◆ Stated exercise
Set down the data below without change, skipping the pictures it holds.

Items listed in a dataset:
□ □ □ □ □

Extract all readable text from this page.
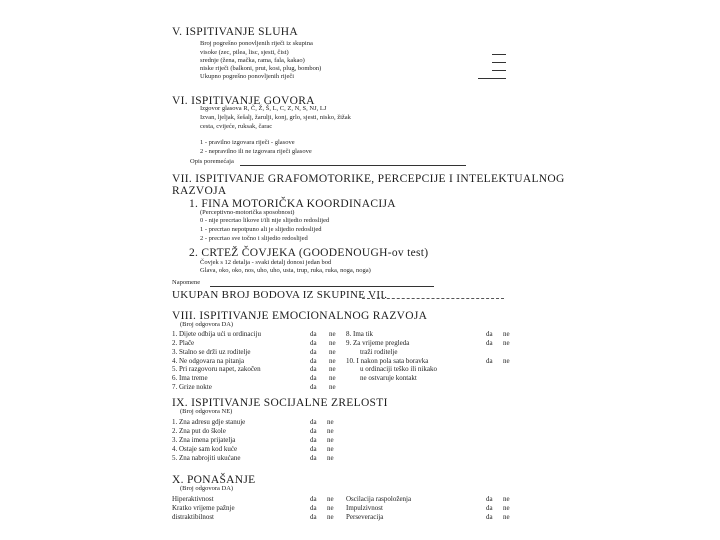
V. ISPITIVANJE SLUHA
Broj pogrešno ponovljenih riječi iz skupina
visoke (zec, pilea, lisc, sjesti, čist)
srednje (žena, mačka, rama, fala, kakao)
niske riječi (balkoni, prut, kosi, plug, bombon)
Ukupno pogrešno ponovljenih riječi
VI. ISPITIVANJE GOVORA
Izgovor glasova R, Č, Ž, Š, L, C, Z, N, S, NJ, LJ
Izvan, ljeljak, šešalj, žarulji, konj, grlo, sjesti, nisko, žižak
cesta, cvijeće, ruksak, čarac
1 - pravilno izgovara riječi - glasove
2 - nepravilno ili ne izgovara riječi glasove
Opis poremećaja
VII. ISPITIVANJE GRAFOMOTORIKE, PERCEPCIJE I INTELEKTUALNOG
RAZVOJA
1. FINA MOTORIČKA KOORDINACIJA
(Perceptivno-motorička sposobnost)
0 - nije precrtao likove i/ili nije slijedio redoslijed
1 - precrtao nepotpuno ali je slijedio redoslijed
2 - precrtao sve točno i slijedio redoslijed
2. CRTEŽ ČOVJEKA (GOODENOUGH-ov test)
Čovjek s 12 detalja - svaki detalj donosi jedan bod
Glava, oko, oko, nos, uho, uho, usta, trup, ruka, ruka, noga, noga)
Napomene
UKUPAN BROJ BODOVA IZ SKUPINE VII.
VIII. ISPITIVANJE EMOCIONALNOG RAZVOJA
(Broj odgovora DA)
1. Dijete odbija ući u ordinaciju
2. Plače
3. Stalno se drži uz roditelje
4. Ne odgovara na pitanja
5. Pri razgovoru napet, zakočen
6. Ima treme
7. Grize nokte
da ne
da ne
da ne
da ne
da ne
da ne
da ne
8. Ima tik
9. Za vrijeme pregleda
traži roditelje
10. I nakon pola sata boravka
u ordinaciji teško ili nikako
ne ostvaruje kontakt
da ne
da ne
da ne
IX. ISPITIVANJE SOCIJALNE ZRELOSTI
(Broj odgovora NE)
1. Zna adresu gdje stanuje
2. Zna put do škole
3. Zna imena prijatelja
4. Ostaje sam kod kuće
5. Zna nabrojiti ukućane
da ne
da ne
da ne
da ne
da ne
X. PONAŠANJE
(Broj odgovora DA)
Hiperaktivnost
Kratko vrijeme pažnje
distraktibilnost
da ne
da ne
da ne
Oscilacija raspoloženja
Impulzivnost
Perseveracija
da ne
da ne
da ne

□ □ □ □ □

◆ Solution
Extract all readable text from this page.
V. ISPITIVANJE SLUHA
Broj pogrešno ponovljenih riječi iz skupina
visoke (zec, pilea, lisc, sjesti, čist)
srednje (žena, mačka, rama, fala, kakao)
niske riječi (balkoni, prut, kosi, plug, bombon)
Ukupno pogrešno ponovljenih riječi
VI. ISPITIVANJE GOVORA
Izgovor glasova R, Č, Ž, Š, L, C, Z, N, S, NJ, LJ
Izvan, ljeljak, šešalj, žarulji, konj, grlo, sjesti, nisko, žižak
cesta, cvijeće, ruksak, čarac
1 - pravilno izgovara riječi - glasove
2 - nepravilno ili ne izgovara riječi glasove
Opis poremećaja
VII. ISPITIVANJE GRAFOMOTORIKE, PERCEPCIJE I INTELEKTUALNOG
RAZVOJA
1. FINA MOTORIČKA KOORDINACIJA
(Perceptivno-motorička sposobnost)
0 - nije precrtao likove i/ili nije slijedio redoslijed
1 - precrtao nepotpuno ali je slijedio redoslijed
2 - precrtao sve točno i slijedio redoslijed
2. CRTEŽ ČOVJEKA (GOODENOUGH-ov test)
Čovjek s 12 detalja - svaki detalj donosi jedan bod
Glava, oko, oko, nos, uho, uho, usta, trup, ruka, ruka, noga, noga)
Napomene
UKUPAN BROJ BODOVA IZ SKUPINE VII.
VIII. ISPITIVANJE EMOCIONALNOG RAZVOJA
(Broj odgovora DA)
1. Dijete odbija ući u ordinaciju
2. Plače
3. Stalno se drži uz roditelje
4. Ne odgovara na pitanja
5. Pri razgovoru napet, zakočen
6. Ima treme
7. Grize nokte
da ne
da ne
da ne
da ne
da ne
da ne
da ne
8. Ima tik
9. Za vrijeme pregleda
traži roditelje
10. I nakon pola sata boravka
u ordinaciji teško ili nikako
ne ostvaruje kontakt
da ne
da ne
da ne
IX. ISPITIVANJE SOCIJALNE ZRELOSTI
(Broj odgovora NE)
1. Zna adresu gdje stanuje
2. Zna put do škole
3. Zna imena prijatelja
4. Ostaje sam kod kuće
5. Zna nabrojiti ukućane
da ne
da ne
da ne
da ne
da ne
X. PONAŠANJE
(Broj odgovora DA)
Hiperaktivnost
Kratko vrijeme pažnje
distraktibilnost
da ne
da ne
da ne
Oscilacija raspoloženja
Impulzivnost
Perseveracija
da ne
da ne
da ne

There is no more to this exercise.